[Element region listings]
"""

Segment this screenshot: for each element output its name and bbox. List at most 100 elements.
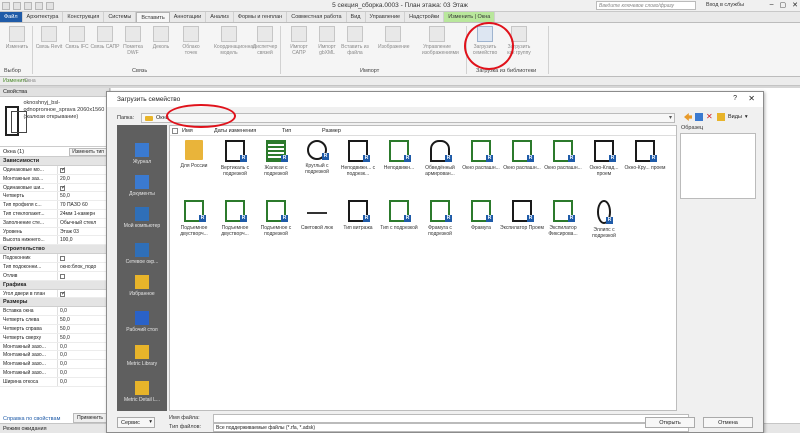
link-dwf-button[interactable]: Пометка DWF bbox=[118, 26, 148, 56]
property-value[interactable] bbox=[58, 166, 109, 174]
file-item[interactable]: R Неподвижн... с подрезк... bbox=[336, 140, 380, 177]
property-checkbox[interactable] bbox=[60, 184, 66, 191]
tab-8[interactable]: Совместная работа bbox=[287, 12, 347, 22]
place-item[interactable]: Сетевое окр... bbox=[117, 243, 167, 265]
views-chevron-icon[interactable]: ▾ bbox=[745, 114, 748, 120]
properties-help-link[interactable]: Справка по свойствам bbox=[3, 416, 60, 422]
file-item[interactable]: R Жалюзи с подрезкой bbox=[254, 140, 298, 177]
tab-9[interactable]: Вид bbox=[347, 12, 366, 22]
maximize-icon[interactable]: ▢ bbox=[780, 1, 787, 9]
coordination-model-button[interactable]: Координационная модель bbox=[214, 26, 256, 56]
file-item[interactable]: R Окно-Кру... проем bbox=[623, 140, 667, 171]
property-value[interactable]: 24мм 1-камерн bbox=[58, 210, 109, 218]
search-input[interactable]: Введите ключевое слово/фразу bbox=[596, 1, 696, 10]
file-item[interactable]: R Тип витража bbox=[336, 200, 380, 231]
property-checkbox[interactable] bbox=[60, 290, 66, 297]
file-item[interactable]: R Фрамуга с подрезкой bbox=[418, 200, 462, 237]
insert-from-file-button[interactable]: Вставить из файла bbox=[340, 26, 370, 56]
folder-combo[interactable]: Окна ▾ bbox=[141, 113, 675, 123]
property-group[interactable]: Строительство bbox=[0, 245, 109, 255]
tab-12[interactable]: Изменить | Окна bbox=[444, 12, 496, 22]
open-button[interactable]: Открыть bbox=[645, 417, 695, 428]
property-value[interactable] bbox=[58, 254, 109, 262]
place-item[interactable]: Журнал bbox=[117, 143, 167, 165]
file-item[interactable]: R Эллипс с подрезкой bbox=[582, 200, 626, 239]
property-group[interactable]: Размеры bbox=[0, 298, 109, 308]
load-family-button[interactable]: Загрузить семейство bbox=[470, 26, 500, 56]
delete-icon[interactable]: ✕ bbox=[706, 113, 714, 121]
tab-5[interactable]: Аннотации bbox=[170, 12, 207, 22]
property-value[interactable]: 0,0 bbox=[58, 343, 109, 351]
property-value[interactable]: 50,0 bbox=[58, 334, 109, 342]
property-group[interactable]: Зависимости bbox=[0, 157, 109, 166]
filetype-select[interactable]: Все поддерживаемые файлы (*.rfa, *.adsk)… bbox=[213, 423, 689, 432]
chevron-down-icon[interactable]: ▾ bbox=[669, 114, 672, 121]
column-header[interactable]: Имя bbox=[182, 128, 193, 134]
property-value[interactable] bbox=[58, 290, 109, 298]
import-cad-button[interactable]: Импорт САПР bbox=[284, 26, 314, 56]
up-folder-icon[interactable] bbox=[695, 113, 703, 121]
file-item[interactable]: R Фрамуга bbox=[459, 200, 503, 231]
property-value[interactable] bbox=[58, 272, 109, 280]
property-group[interactable]: Графика bbox=[0, 280, 109, 290]
file-item[interactable]: R Окно распашн... bbox=[541, 140, 585, 171]
manage-images-button[interactable]: Управление изображениями bbox=[422, 26, 459, 56]
cancel-button[interactable]: Отмена bbox=[703, 417, 753, 428]
edit-type-button[interactable]: Изменить тип bbox=[69, 148, 107, 156]
new-folder-icon[interactable] bbox=[717, 113, 725, 121]
property-value[interactable] bbox=[58, 184, 109, 192]
file-item[interactable]: R Вертикаль с подрезкой bbox=[213, 140, 257, 177]
back-icon[interactable] bbox=[684, 113, 692, 121]
tab-1[interactable]: Архитектура bbox=[23, 12, 64, 22]
tab-6[interactable]: Анализ bbox=[206, 12, 234, 22]
place-item[interactable]: Рабочий стол bbox=[117, 311, 167, 333]
property-checkbox[interactable] bbox=[60, 256, 65, 262]
property-value[interactable]: 0,0 bbox=[58, 360, 109, 368]
file-item[interactable]: R Подъемное двустворч... bbox=[213, 200, 257, 237]
property-value[interactable]: 70 ПАЗО 60 bbox=[58, 201, 109, 209]
property-value[interactable]: 50,0 bbox=[58, 192, 109, 200]
file-item[interactable]: R Подъемное с подрезкой bbox=[254, 200, 298, 237]
apply-button[interactable]: Применить bbox=[73, 413, 107, 423]
property-value[interactable]: Этаж 03 bbox=[58, 228, 109, 236]
tab-11[interactable]: Надстройки bbox=[405, 12, 445, 22]
point-cloud-button[interactable]: Облако точек bbox=[176, 26, 206, 56]
filename-input[interactable] bbox=[213, 414, 689, 423]
place-item[interactable]: Metric Detail L... bbox=[117, 381, 167, 403]
image-button[interactable]: Изображение bbox=[378, 26, 410, 50]
close-icon[interactable]: ✕ bbox=[792, 1, 798, 9]
dialog-close-icon[interactable]: ✕ bbox=[748, 94, 755, 103]
file-item[interactable]: R Экспилатор Фиксирова... bbox=[541, 200, 585, 237]
file-item[interactable]: R Окно распашн... bbox=[459, 140, 503, 171]
decal-button[interactable]: Деколь bbox=[146, 26, 176, 50]
file-item[interactable]: R Обведённый армирован... bbox=[418, 140, 462, 177]
property-value[interactable]: Обычный стекл bbox=[58, 219, 109, 227]
file-list[interactable]: Имя Даты изменения Тип Размер Для России R Ве… bbox=[169, 125, 677, 411]
minimize-icon[interactable]: – bbox=[770, 1, 774, 9]
place-item[interactable]: Мой компьютер bbox=[117, 207, 167, 229]
file-item[interactable]: R Круглый с подрезкой bbox=[295, 140, 339, 175]
views-menu[interactable]: Виды bbox=[728, 114, 742, 120]
property-value[interactable]: 0,0 bbox=[58, 369, 109, 377]
file-item[interactable]: Для России bbox=[172, 140, 216, 169]
property-value[interactable]: 0,0 bbox=[58, 351, 109, 359]
property-checkbox[interactable] bbox=[60, 273, 65, 279]
tab-10[interactable]: Управление bbox=[366, 12, 406, 22]
file-item[interactable]: R Неподвижн... bbox=[377, 140, 421, 171]
file-item[interactable]: Световой люк bbox=[295, 200, 339, 231]
place-item[interactable]: Избранное bbox=[117, 275, 167, 297]
place-item[interactable]: Документы bbox=[117, 175, 167, 197]
property-value[interactable]: 20,0 bbox=[58, 175, 109, 183]
property-value[interactable]: 50,0 bbox=[58, 325, 109, 333]
property-checkbox[interactable] bbox=[60, 166, 66, 173]
file-item[interactable]: R Тип с подрезкой bbox=[377, 200, 421, 231]
link-cad-button[interactable]: Связь САПР bbox=[90, 26, 120, 50]
instance-selector[interactable]: Окна (1) Изменить тип bbox=[0, 147, 109, 157]
tab-0[interactable]: Файл bbox=[0, 12, 23, 22]
place-item[interactable]: Metric Library bbox=[117, 345, 167, 367]
link-ifc-button[interactable]: Связь IFC bbox=[62, 26, 92, 50]
import-gbxml-button[interactable]: Импорт gbXML bbox=[312, 26, 342, 56]
type-selector[interactable]: oknoshnyj_bsl-odnoproлное_sprava 2060x15… bbox=[0, 97, 109, 147]
manage-links-button[interactable]: Диспетчер связей bbox=[250, 26, 280, 56]
property-value[interactable]: 0,0 bbox=[58, 378, 109, 386]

"""

- **Task to complete**
Put every line of the material above into a numbered list, leaving out blank lines. Omit the pictures from your answer.

- **Task answer**
1. Segment this screenshot: for each element output its name and bbox. List at most 100 elements.
2. link-dwf-button[interactable]: Пометка DWF bbox=[118, 26, 148, 56]
3. property-value[interactable] bbox=[58, 166, 109, 174]
4. file-item[interactable]: R Неподвижн... с подрезк... bbox=[336, 140, 380, 177]
5. property-checkbox[interactable] bbox=[60, 184, 66, 191]
6. tab-8[interactable]: Совместная работа bbox=[287, 12, 347, 22]
7. place-item[interactable]: Сетевое окр... bbox=[117, 243, 167, 265]
8. views-chevron-icon[interactable]: ▾ bbox=[745, 114, 748, 120]
9. properties-help-link[interactable]: Справка по свойствам bbox=[3, 416, 60, 422]
10. file-item[interactable]: R Жалюзи с подрезкой bbox=[254, 140, 298, 177]
11. tab-9[interactable]: Вид bbox=[347, 12, 366, 22]
12. maximize-icon[interactable]: ▢ bbox=[780, 1, 787, 9]
13. coordination-model-button[interactable]: Координационная модель bbox=[214, 26, 256, 56]
14. file-item[interactable]: R Окно-Кру... проем bbox=[623, 140, 667, 171]
15. property-value[interactable]: 24мм 1-камерн bbox=[58, 210, 109, 218]
16. search-input[interactable]: Введите ключевое слово/фразу bbox=[596, 1, 696, 10]
17. file-item[interactable]: R Тип витража bbox=[336, 200, 380, 231]
18. property-checkbox[interactable] bbox=[60, 290, 66, 297]
19. file-item[interactable]: R Фрамуга с подрезкой bbox=[418, 200, 462, 237]
20. insert-from-file-button[interactable]: Вставить из файла bbox=[340, 26, 370, 56]
21. folder-combo[interactable]: Окна ▾ bbox=[141, 113, 675, 123]
22. property-group[interactable]: Строительство bbox=[0, 245, 109, 255]
23. tab-12[interactable]: Изменить | Окна bbox=[444, 12, 496, 22]
24. open-button[interactable]: Открыть bbox=[645, 417, 695, 428]
25. property-value[interactable] bbox=[58, 254, 109, 262]
26. place-item[interactable]: Журнал bbox=[117, 143, 167, 165]
27. file-item[interactable]: R Эллипс с подрезкой bbox=[582, 200, 626, 239]
28. property-group[interactable]: Размеры bbox=[0, 298, 109, 308]
29. load-family-button[interactable]: Загрузить семейство bbox=[470, 26, 500, 56]
30. delete-icon[interactable]: ✕ bbox=[706, 113, 714, 121]
31. tab-5[interactable]: Аннотации bbox=[170, 12, 207, 22]
32. property-value[interactable]: 0,0 bbox=[58, 343, 109, 351]
33. property-value[interactable]: 50,0 bbox=[58, 334, 109, 342]
34. property-group[interactable]: Зависимости bbox=[0, 157, 109, 166]
35. filetype-select[interactable]: Все поддерживаемые файлы (*.rfa, *.adsk)… bbox=[213, 423, 689, 432]
36. chevron-down-icon[interactable]: ▾ bbox=[669, 114, 672, 121]
37. column-header[interactable]: Имя bbox=[182, 128, 193, 134]
38. property-value[interactable] bbox=[58, 290, 109, 298]
39. import-cad-button[interactable]: Импорт САПР bbox=[284, 26, 314, 56]
40. up-folder-icon[interactable] bbox=[695, 113, 703, 121]
41. file-item[interactable]: R Фрамуга bbox=[459, 200, 503, 231]
42. property-value[interactable] bbox=[58, 272, 109, 280]
43. property-group[interactable]: Графика bbox=[0, 280, 109, 290]
44. file-item[interactable]: R Окно распашн... bbox=[541, 140, 585, 171]
45. manage-images-button[interactable]: Управление изображениями bbox=[422, 26, 459, 56]
46. cancel-button[interactable]: Отмена bbox=[703, 417, 753, 428]
47. edit-type-button[interactable]: Изменить тип bbox=[69, 148, 107, 156]
48. new-folder-icon[interactable] bbox=[717, 113, 725, 121]
49. property-value[interactable] bbox=[58, 184, 109, 192]
50. file-item[interactable]: R Вертикаль с подрезкой bbox=[213, 140, 257, 177]
51. back-icon[interactable] bbox=[684, 113, 692, 121]
52. tab-1[interactable]: Архитектура bbox=[23, 12, 64, 22]
53. tab-6[interactable]: Анализ bbox=[206, 12, 234, 22]
54. place-item[interactable]: Рабочий стол bbox=[117, 311, 167, 333]
55. property-checkbox[interactable] bbox=[60, 256, 65, 262]
56. property-value[interactable]: 0,0 bbox=[58, 360, 109, 368]
57. file-item[interactable]: R Подъемное двустворч... bbox=[213, 200, 257, 237]
58. property-value[interactable]: 70 ПАЗО 60 bbox=[58, 201, 109, 209]
59. property-value[interactable]: 50,0 bbox=[58, 192, 109, 200]
60. file-item[interactable]: R Подъемное с подрезкой bbox=[254, 200, 298, 237]
61. apply-button[interactable]: Применить bbox=[73, 413, 107, 423]
62. property-value[interactable]: Этаж 03 bbox=[58, 228, 109, 236]
63. tab-11[interactable]: Надстройки bbox=[405, 12, 445, 22]
64. point-cloud-button[interactable]: Облако точек bbox=[176, 26, 206, 56]
65. filename-input[interactable] bbox=[213, 414, 689, 423]
66. place-item[interactable]: Metric Detail L... bbox=[117, 381, 167, 403]
67. image-button[interactable]: Изображение bbox=[378, 26, 410, 50]
68. close-icon[interactable]: ✕ bbox=[792, 1, 798, 9]
69. dialog-close-icon[interactable]: ✕ bbox=[748, 94, 755, 103]
70. file-item[interactable]: R Экспилатор Фиксирова... bbox=[541, 200, 585, 237]
71. file-item[interactable]: R Окно распашн... bbox=[459, 140, 503, 171]
72. decal-button[interactable]: Деколь bbox=[146, 26, 176, 50]
73. file-item[interactable]: R Обведённый армирован... bbox=[418, 140, 462, 177]
74. property-value[interactable]: Обычный стекл bbox=[58, 219, 109, 227]
75. file-list[interactable]: Имя Даты изменения Тип Размер Для России R Ве… bbox=[169, 125, 677, 411]
76. minimize-icon[interactable]: – bbox=[770, 1, 774, 9]
77. place-item[interactable]: Мой компьютер bbox=[117, 207, 167, 229]
78. file-item[interactable]: R Круглый с подрезкой bbox=[295, 140, 339, 175]
79. views-menu[interactable]: Виды bbox=[728, 114, 742, 120]
80. property-value[interactable]: 0,0 bbox=[58, 369, 109, 377]
81. file-item[interactable]: Для России bbox=[172, 140, 216, 169]
82. property-value[interactable]: 0,0 bbox=[58, 351, 109, 359]
83. property-checkbox[interactable] bbox=[60, 273, 65, 279]
84. tab-10[interactable]: Управление bbox=[366, 12, 406, 22]
85. file-item[interactable]: R Неподвижн... bbox=[377, 140, 421, 171]
86. file-item[interactable]: Световой люк bbox=[295, 200, 339, 231]
87. place-item[interactable]: Избранное bbox=[117, 275, 167, 297]
88. place-item[interactable]: Документы bbox=[117, 175, 167, 197]
89. property-value[interactable]: 20,0 bbox=[58, 175, 109, 183]
90. property-value[interactable]: 50,0 bbox=[58, 325, 109, 333]
91. property-checkbox[interactable] bbox=[60, 166, 66, 173]
92. file-item[interactable]: R Тип с подрезкой bbox=[377, 200, 421, 231]
93. link-cad-button[interactable]: Связь САПР bbox=[90, 26, 120, 50]
94. instance-selector[interactable]: Окна (1) Изменить тип bbox=[0, 147, 109, 157]
95. tab-0[interactable]: Файл bbox=[0, 12, 23, 22]
96. place-item[interactable]: Metric Library bbox=[117, 345, 167, 367]
97. link-ifc-button[interactable]: Связь IFC bbox=[62, 26, 92, 50]
98. import-gbxml-button[interactable]: Импорт gbXML bbox=[312, 26, 342, 56]
99. type-selector[interactable]: oknoshnyj_bsl-odnoproлное_sprava 2060x15… bbox=[0, 97, 109, 147]
100. manage-links-button[interactable]: Диспетчер связей bbox=[250, 26, 280, 56]
101. property-value[interactable]: 0,0 bbox=[58, 378, 109, 386]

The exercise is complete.